WHAT YOU WILL DO: Transcribe every line exactly. Leave the pictures behind.

INPUT RECORDS:
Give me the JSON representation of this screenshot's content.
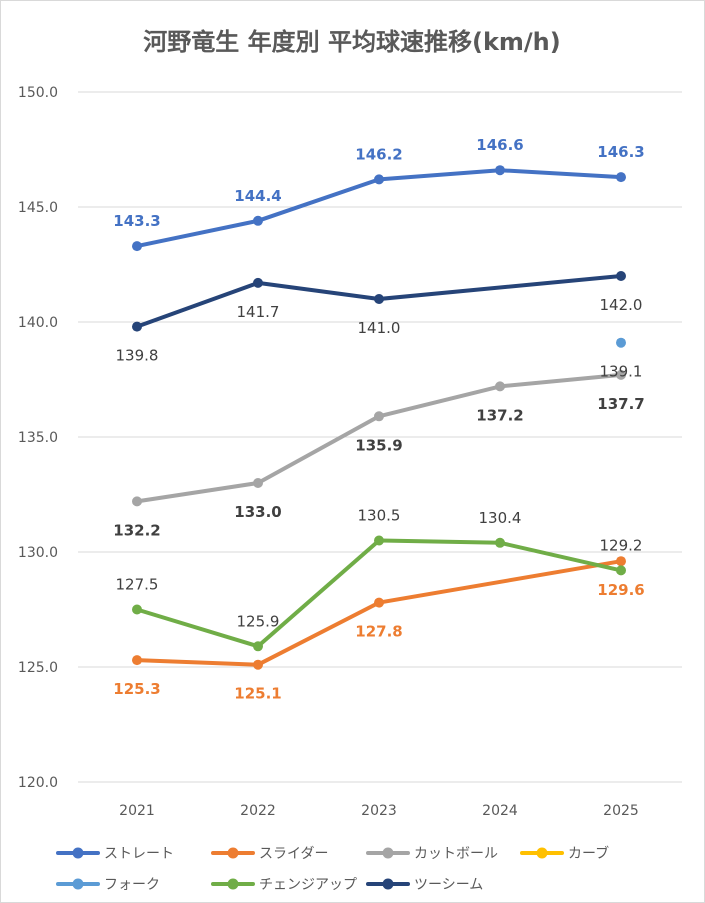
{
  "chart_data": {
    "type": "line",
    "title": "河野竜生 年度別 平均球速推移(km/h)",
    "categories": [
      "2021",
      "2022",
      "2023",
      "2024",
      "2025"
    ],
    "ylim": [
      120.0,
      150.0
    ],
    "yticks": [
      "120.0",
      "125.0",
      "130.0",
      "135.0",
      "140.0",
      "145.0",
      "150.0"
    ],
    "grid": true,
    "legend_position": "bottom",
    "series": [
      {
        "name": "ストレート",
        "color": "#4472C4",
        "values": [
          143.3,
          144.4,
          146.2,
          146.6,
          146.3
        ],
        "labels": [
          "143.3",
          "144.4",
          "146.2",
          "146.6",
          "146.3"
        ],
        "label_pos": "above",
        "label_bold": false
      },
      {
        "name": "スライダー",
        "color": "#ED7D31",
        "values": [
          125.3,
          125.1,
          127.8,
          null,
          129.6
        ],
        "labels": [
          "125.3",
          "125.1",
          "127.8",
          "",
          "129.6"
        ],
        "label_pos": "below",
        "label_bold": false
      },
      {
        "name": "カットボール",
        "color": "#A5A5A5",
        "values": [
          132.2,
          133.0,
          135.9,
          137.2,
          137.7
        ],
        "labels": [
          "132.2",
          "133.0",
          "135.9",
          "137.2",
          "137.7"
        ],
        "label_pos": "below",
        "label_bold": true
      },
      {
        "name": "カーブ",
        "color": "#FFC000",
        "values": [
          null,
          null,
          null,
          null,
          null
        ],
        "labels": [
          "",
          "",
          "",
          "",
          ""
        ],
        "label_pos": "above",
        "label_bold": false
      },
      {
        "name": "フォーク",
        "color": "#5B9BD5",
        "values": [
          null,
          null,
          null,
          null,
          139.1
        ],
        "labels": [
          "",
          "",
          "",
          "",
          "139.1"
        ],
        "label_pos": "below",
        "label_bold": false
      },
      {
        "name": "チェンジアップ",
        "color": "#70AD47",
        "values": [
          127.5,
          125.9,
          130.5,
          130.4,
          129.2
        ],
        "labels": [
          "127.5",
          "125.9",
          "130.5",
          "130.4",
          "129.2"
        ],
        "label_pos": "above",
        "label_bold": false
      },
      {
        "name": "ツーシーム",
        "color": "#264478",
        "values": [
          139.8,
          141.7,
          141.0,
          null,
          142.0
        ],
        "labels": [
          "139.8",
          "141.7",
          "141.0",
          "",
          "142.0"
        ],
        "label_pos": "below",
        "label_bold": false
      }
    ]
  }
}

WORKED SOLUTION:
Give me the JSON representation of this screenshot's content.
{
  "chart_data": {
    "type": "line",
    "title": "河野竜生 年度別 平均球速推移(km/h)",
    "categories": [
      "2021",
      "2022",
      "2023",
      "2024",
      "2025"
    ],
    "ylim": [
      120.0,
      150.0
    ],
    "yticks": [
      "120.0",
      "125.0",
      "130.0",
      "135.0",
      "140.0",
      "145.0",
      "150.0"
    ],
    "grid": true,
    "legend_position": "bottom",
    "series": [
      {
        "name": "ストレート",
        "color": "#4472C4",
        "values": [
          143.3,
          144.4,
          146.2,
          146.6,
          146.3
        ],
        "labels": [
          "143.3",
          "144.4",
          "146.2",
          "146.6",
          "146.3"
        ],
        "label_pos": "above",
        "label_bold": false
      },
      {
        "name": "スライダー",
        "color": "#ED7D31",
        "values": [
          125.3,
          125.1,
          127.8,
          null,
          129.6
        ],
        "labels": [
          "125.3",
          "125.1",
          "127.8",
          "",
          "129.6"
        ],
        "label_pos": "below",
        "label_bold": false
      },
      {
        "name": "カットボール",
        "color": "#A5A5A5",
        "values": [
          132.2,
          133.0,
          135.9,
          137.2,
          137.7
        ],
        "labels": [
          "132.2",
          "133.0",
          "135.9",
          "137.2",
          "137.7"
        ],
        "label_pos": "below",
        "label_bold": true
      },
      {
        "name": "カーブ",
        "color": "#FFC000",
        "values": [
          null,
          null,
          null,
          null,
          null
        ],
        "labels": [
          "",
          "",
          "",
          "",
          ""
        ],
        "label_pos": "above",
        "label_bold": false
      },
      {
        "name": "フォーク",
        "color": "#5B9BD5",
        "values": [
          null,
          null,
          null,
          null,
          139.1
        ],
        "labels": [
          "",
          "",
          "",
          "",
          "139.1"
        ],
        "label_pos": "below",
        "label_bold": false
      },
      {
        "name": "チェンジアップ",
        "color": "#70AD47",
        "values": [
          127.5,
          125.9,
          130.5,
          130.4,
          129.2
        ],
        "labels": [
          "127.5",
          "125.9",
          "130.5",
          "130.4",
          "129.2"
        ],
        "label_pos": "above",
        "label_bold": false
      },
      {
        "name": "ツーシーム",
        "color": "#264478",
        "values": [
          139.8,
          141.7,
          141.0,
          null,
          142.0
        ],
        "labels": [
          "139.8",
          "141.7",
          "141.0",
          "",
          "142.0"
        ],
        "label_pos": "below",
        "label_bold": false
      }
    ]
  }
}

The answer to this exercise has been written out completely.